BEGIN ARTICLE

April 23, 1991

Country music thumps from the public address system as a work crew finishes the 4-foot-high platform. Two men swab the maroon-and-gray wrestling mat on the stage. In a few hours, the seats will fill and the house lights will dim in the cavernous Bison Sports Arena. Spotlights will flash on the gold-bunted stage. Dan Russell will stand in the light for the last time at the NCAA Division II wrestling championships.

Up in the lobby of the North Dakota State field house, the weight class brackets have been hung. At 167 pounds, the 1991 Division II championship is down to two men. They are both champions. Russell, who has won three titles at 150 and 158 pounds, will face Howard Moore of Central State of Oklahoma. Moore won the 167-pound weight class last year.

Across the empty hall, the shaggy head of a buffalo hangs over a trophy case. The bison is not the only vanishing species in Fargo this bitter March night. In a few hours, Dan Russell will fight to become the second wrestler in history to win four Division II titles. He will go on to the Division I championships and capture the imagination of 14,000 as he strains to become the last Division II athlete to win wrestling's biggest prize.

END ARTICLE
BEGIN PROVIDED DATA

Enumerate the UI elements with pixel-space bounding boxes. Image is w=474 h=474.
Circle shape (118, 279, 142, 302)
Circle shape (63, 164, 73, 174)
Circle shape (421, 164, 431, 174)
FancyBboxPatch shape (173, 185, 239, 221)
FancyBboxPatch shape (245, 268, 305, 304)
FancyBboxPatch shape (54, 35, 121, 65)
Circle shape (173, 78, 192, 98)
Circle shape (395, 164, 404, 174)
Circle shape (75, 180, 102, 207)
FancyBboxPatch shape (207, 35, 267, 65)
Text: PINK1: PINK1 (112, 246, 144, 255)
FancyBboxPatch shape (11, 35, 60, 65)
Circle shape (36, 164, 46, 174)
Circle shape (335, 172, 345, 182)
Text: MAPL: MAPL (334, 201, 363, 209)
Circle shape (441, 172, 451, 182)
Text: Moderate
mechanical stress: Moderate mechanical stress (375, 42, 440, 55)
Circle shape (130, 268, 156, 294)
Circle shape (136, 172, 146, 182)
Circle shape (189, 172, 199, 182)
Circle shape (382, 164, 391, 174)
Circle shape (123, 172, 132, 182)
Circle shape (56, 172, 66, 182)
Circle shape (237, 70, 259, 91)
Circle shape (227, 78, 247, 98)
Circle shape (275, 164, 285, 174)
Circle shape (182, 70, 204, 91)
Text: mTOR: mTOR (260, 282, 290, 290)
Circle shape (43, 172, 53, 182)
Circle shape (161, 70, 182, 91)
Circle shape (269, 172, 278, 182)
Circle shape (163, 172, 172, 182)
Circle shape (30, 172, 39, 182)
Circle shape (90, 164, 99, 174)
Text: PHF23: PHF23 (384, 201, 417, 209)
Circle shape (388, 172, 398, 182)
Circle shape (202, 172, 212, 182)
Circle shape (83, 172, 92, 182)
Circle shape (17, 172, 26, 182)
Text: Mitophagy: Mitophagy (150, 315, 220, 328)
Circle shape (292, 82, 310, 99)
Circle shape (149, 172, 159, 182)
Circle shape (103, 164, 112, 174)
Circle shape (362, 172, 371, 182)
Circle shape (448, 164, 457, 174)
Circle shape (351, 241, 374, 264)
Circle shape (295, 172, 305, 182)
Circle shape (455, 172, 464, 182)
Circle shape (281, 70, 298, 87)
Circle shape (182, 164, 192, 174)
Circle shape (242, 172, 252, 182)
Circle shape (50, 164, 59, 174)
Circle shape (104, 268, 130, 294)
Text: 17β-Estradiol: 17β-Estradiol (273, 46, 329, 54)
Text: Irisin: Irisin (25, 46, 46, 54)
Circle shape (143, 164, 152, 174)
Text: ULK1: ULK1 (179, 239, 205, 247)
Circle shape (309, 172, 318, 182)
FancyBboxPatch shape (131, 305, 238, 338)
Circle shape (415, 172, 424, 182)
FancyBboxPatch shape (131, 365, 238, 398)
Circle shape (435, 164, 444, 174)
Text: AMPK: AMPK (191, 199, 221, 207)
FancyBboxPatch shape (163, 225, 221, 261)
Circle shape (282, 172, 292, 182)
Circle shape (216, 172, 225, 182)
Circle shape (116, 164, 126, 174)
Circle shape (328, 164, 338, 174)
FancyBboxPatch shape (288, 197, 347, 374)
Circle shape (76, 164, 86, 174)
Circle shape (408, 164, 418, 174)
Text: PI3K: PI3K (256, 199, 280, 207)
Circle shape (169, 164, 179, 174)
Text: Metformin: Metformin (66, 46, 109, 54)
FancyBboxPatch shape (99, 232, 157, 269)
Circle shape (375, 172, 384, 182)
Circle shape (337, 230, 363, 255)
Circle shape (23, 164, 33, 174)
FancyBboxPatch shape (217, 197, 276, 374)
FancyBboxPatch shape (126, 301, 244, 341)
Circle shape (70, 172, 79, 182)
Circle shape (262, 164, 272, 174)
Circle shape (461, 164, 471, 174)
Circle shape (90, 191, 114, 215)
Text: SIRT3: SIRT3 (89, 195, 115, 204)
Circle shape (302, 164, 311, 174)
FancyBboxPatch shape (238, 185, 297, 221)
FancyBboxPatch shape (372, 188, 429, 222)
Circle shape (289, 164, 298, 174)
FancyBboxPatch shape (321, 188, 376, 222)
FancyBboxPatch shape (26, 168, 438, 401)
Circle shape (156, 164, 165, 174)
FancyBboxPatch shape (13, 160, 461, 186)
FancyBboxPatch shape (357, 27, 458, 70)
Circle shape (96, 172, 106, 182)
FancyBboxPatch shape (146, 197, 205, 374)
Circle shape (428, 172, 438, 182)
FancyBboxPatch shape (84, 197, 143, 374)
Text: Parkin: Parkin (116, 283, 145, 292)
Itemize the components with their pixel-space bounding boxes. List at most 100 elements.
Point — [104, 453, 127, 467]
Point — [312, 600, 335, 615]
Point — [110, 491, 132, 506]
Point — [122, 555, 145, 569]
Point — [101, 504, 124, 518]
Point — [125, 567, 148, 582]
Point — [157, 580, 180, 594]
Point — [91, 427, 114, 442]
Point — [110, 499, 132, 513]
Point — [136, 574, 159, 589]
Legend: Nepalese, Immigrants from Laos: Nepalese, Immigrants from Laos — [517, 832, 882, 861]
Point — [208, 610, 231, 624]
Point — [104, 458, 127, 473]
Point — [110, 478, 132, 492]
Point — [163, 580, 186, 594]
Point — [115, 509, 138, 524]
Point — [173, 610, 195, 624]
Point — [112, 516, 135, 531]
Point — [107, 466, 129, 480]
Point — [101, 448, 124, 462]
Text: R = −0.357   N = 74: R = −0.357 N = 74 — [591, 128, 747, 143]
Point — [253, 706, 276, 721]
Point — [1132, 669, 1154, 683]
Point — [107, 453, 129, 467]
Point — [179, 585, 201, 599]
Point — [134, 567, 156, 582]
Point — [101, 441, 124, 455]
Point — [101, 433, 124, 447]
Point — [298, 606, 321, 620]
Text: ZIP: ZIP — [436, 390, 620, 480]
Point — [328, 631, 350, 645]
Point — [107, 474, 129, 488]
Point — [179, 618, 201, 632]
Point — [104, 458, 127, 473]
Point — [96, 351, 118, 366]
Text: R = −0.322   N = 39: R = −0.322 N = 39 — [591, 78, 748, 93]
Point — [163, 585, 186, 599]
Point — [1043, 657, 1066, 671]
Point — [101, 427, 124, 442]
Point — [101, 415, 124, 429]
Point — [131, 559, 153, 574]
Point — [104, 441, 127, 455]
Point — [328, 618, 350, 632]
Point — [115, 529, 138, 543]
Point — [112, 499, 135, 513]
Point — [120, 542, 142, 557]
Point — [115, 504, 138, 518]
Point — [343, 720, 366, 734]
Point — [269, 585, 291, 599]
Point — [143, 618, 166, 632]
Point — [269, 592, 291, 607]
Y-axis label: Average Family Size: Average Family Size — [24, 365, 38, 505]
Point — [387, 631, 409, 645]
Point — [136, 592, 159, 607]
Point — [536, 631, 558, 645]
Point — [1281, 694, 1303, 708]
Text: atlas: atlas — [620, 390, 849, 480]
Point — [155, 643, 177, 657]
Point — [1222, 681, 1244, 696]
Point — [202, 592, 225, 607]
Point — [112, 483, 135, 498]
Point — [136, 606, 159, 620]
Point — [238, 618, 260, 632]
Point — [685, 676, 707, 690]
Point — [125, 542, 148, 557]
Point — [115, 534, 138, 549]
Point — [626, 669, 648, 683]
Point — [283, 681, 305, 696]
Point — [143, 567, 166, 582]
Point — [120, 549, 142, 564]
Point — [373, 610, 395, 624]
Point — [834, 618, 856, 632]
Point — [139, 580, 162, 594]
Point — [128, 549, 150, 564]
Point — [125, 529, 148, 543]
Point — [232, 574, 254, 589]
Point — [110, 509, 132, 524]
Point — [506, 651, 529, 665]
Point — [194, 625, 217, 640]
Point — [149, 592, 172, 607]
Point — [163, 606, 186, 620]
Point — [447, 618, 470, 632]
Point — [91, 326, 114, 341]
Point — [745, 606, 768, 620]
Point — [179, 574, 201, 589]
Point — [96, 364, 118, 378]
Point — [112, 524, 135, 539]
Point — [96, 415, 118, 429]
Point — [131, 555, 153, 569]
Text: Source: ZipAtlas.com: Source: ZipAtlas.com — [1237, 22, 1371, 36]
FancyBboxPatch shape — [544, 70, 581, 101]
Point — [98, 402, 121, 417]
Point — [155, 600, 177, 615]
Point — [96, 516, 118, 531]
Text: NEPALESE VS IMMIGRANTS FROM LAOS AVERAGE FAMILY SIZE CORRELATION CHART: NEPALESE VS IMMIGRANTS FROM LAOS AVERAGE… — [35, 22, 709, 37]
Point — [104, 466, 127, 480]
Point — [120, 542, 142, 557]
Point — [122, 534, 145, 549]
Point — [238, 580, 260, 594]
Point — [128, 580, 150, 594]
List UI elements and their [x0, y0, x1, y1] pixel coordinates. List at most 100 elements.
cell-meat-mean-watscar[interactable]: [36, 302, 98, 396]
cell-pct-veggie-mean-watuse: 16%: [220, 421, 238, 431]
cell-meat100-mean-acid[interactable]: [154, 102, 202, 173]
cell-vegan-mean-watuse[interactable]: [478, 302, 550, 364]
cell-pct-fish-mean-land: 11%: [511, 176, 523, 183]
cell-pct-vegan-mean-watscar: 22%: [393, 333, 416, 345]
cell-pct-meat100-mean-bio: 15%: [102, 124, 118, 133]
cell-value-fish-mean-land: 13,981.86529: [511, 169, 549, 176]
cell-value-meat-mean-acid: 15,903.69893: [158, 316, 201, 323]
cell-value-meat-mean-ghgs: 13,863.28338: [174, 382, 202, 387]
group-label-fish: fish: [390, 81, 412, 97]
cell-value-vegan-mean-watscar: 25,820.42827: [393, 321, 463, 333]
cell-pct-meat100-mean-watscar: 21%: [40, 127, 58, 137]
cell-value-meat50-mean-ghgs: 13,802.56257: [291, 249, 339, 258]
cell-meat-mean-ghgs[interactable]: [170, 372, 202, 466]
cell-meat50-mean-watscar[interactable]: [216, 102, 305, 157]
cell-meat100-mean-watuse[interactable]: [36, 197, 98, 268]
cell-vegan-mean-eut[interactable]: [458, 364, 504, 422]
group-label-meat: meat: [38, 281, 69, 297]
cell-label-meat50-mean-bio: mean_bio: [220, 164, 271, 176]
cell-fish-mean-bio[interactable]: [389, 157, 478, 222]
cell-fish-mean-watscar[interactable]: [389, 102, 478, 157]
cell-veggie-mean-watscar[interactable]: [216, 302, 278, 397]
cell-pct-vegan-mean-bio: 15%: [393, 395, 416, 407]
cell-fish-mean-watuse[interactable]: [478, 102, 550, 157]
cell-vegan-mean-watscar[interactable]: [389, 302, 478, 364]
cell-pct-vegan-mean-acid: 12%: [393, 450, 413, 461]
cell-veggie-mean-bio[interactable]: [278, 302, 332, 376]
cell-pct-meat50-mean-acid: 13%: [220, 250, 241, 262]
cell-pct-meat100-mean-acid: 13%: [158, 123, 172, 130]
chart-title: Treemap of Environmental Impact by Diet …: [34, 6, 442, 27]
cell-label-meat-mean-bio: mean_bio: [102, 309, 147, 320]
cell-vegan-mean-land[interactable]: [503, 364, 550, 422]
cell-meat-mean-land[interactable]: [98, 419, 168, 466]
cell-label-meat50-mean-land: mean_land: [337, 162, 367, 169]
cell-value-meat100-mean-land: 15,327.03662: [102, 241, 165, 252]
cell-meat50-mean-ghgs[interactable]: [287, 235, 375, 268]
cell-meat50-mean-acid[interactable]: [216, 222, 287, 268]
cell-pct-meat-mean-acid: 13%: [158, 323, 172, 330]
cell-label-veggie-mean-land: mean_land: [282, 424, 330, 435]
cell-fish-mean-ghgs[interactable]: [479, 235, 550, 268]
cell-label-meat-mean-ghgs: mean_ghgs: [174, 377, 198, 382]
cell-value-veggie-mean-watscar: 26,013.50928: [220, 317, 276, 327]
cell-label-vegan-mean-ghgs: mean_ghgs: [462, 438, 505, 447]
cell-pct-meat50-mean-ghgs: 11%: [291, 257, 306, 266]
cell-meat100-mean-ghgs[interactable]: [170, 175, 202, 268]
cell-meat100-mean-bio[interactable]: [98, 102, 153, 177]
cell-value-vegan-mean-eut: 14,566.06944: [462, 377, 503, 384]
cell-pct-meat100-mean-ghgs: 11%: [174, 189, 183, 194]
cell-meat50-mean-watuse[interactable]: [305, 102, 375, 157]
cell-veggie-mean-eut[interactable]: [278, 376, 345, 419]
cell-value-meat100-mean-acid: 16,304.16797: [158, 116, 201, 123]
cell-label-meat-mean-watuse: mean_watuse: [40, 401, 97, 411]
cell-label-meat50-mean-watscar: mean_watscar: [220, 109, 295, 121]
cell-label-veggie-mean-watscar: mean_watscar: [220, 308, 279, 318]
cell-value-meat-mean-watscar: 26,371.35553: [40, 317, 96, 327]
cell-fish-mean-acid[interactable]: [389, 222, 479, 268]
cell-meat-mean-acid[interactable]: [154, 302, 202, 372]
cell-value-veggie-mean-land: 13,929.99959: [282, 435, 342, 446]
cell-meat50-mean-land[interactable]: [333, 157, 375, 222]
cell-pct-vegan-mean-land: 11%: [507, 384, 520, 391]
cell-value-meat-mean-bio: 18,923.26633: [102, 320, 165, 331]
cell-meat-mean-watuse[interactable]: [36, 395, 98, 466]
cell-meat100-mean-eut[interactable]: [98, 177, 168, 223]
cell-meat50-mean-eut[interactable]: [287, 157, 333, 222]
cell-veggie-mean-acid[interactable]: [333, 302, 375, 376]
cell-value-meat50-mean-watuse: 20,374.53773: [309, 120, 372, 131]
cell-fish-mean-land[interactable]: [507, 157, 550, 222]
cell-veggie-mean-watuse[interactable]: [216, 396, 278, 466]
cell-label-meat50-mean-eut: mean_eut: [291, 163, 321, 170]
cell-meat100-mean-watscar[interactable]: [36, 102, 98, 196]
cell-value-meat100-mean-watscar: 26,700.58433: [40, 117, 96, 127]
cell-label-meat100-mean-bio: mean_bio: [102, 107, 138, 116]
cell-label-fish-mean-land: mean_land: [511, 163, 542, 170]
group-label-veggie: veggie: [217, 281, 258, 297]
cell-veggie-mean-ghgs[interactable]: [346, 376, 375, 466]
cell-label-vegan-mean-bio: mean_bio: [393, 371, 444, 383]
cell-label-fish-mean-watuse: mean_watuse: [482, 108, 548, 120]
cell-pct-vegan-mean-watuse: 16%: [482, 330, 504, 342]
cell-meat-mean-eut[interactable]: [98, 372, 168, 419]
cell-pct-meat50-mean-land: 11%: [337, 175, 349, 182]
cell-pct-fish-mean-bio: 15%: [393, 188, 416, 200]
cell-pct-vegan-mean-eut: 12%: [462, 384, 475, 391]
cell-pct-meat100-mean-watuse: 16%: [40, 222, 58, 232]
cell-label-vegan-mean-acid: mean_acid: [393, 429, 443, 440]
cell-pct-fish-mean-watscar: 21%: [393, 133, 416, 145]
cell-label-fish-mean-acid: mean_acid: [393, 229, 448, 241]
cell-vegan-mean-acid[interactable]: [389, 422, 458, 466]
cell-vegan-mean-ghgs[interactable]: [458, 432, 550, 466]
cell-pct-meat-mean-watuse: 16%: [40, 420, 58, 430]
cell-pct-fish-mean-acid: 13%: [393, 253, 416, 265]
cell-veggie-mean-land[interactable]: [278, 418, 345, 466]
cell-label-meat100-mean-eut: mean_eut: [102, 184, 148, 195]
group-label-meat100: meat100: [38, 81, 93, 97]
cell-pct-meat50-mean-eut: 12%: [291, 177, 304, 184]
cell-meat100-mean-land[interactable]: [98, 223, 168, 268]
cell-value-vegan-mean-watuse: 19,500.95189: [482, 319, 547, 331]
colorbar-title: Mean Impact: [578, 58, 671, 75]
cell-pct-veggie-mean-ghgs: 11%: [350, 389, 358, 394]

END PROVIDED DATA

* **WRITTEN PROBLEM 1**: In the wrestling article, condense the paragraph beginning "Up in the lobby of the North Dakota State field house" into a short bulleted list that keeps its main facts.
* **WRITTEN PROBLEM 2**: Write what comes next in the article about Dan Russell's final Division II wrestling championship, picking up after its last sentence.

* **ANSWER 1**:
- The weight class brackets hang in the lobby of the North Dakota State field house.
- The 1991 Division II championship at 167 pounds is down to two men, both champions.
- Dan Russell, who has won three titles at 150 and 158 pounds, will face Howard Moore of Central State of Oklahoma.
- Moore won the 167-pound weight class last year.

* **ANSWER 2**:
Russell's senior season has been just a prelude to five final five days of competition. In the brown February of Colorado, in the frozen winds of North Dakota, in the snow in Iowa, the second season will be a time of wrestling with himself.

The second season began Feb. 23 at the Division II Western Regional in Golden, Colo. At 3:08 p.m., Russell cemented a decision he debated all year. He stepped backward on the ancient blue scales in the locker room at Colorado School of Mines. He weighed 166 pounds, one pound under. There would be no rematch with Pat Smith, Oklahoma State's 158-pound champ who beat Russell at the Division I nationals last year. Russell had cast his lot among the horses at 167 pounds.

One stood next to him. Bill Pedersen of San Francisco State packed a weightlifter's build on his 6-foot-1-inch frame. He had dropped from 205 pounds to compete at 167.

Russell has a way of reeling back the Arnold Schwarzenegger look-alikes. Conditioning, technique and intensity are the equalizers. Russell tossed Pedersen like a straw man in the regional finals. He pinned him in the second period.

The Portland State team performed well in Colorado. The Vikings qualified seven wrestlers for the Division II nationals. A third team title seemed within reach.

The dream froze to death in North Dakota. The Vikings finished fifth. But the team competed well. Eric Winters placed seventh. Tony Champion was as reliable as the Dakota wind. In the finals, he defeated Joe Wypiszenski of Nebraska-Omaha for the second straight year and won his third title.

And then there was Russell.

At 7:49 p.m. on the night of March 2, he climbed the platform in the Bison Sports Arena. His father, Rick, pulled him aside.

"Dan, do you realize how fortunate you are to be able to come up here tonight onto this stage and stand at the gate you are standing at?" his father asked.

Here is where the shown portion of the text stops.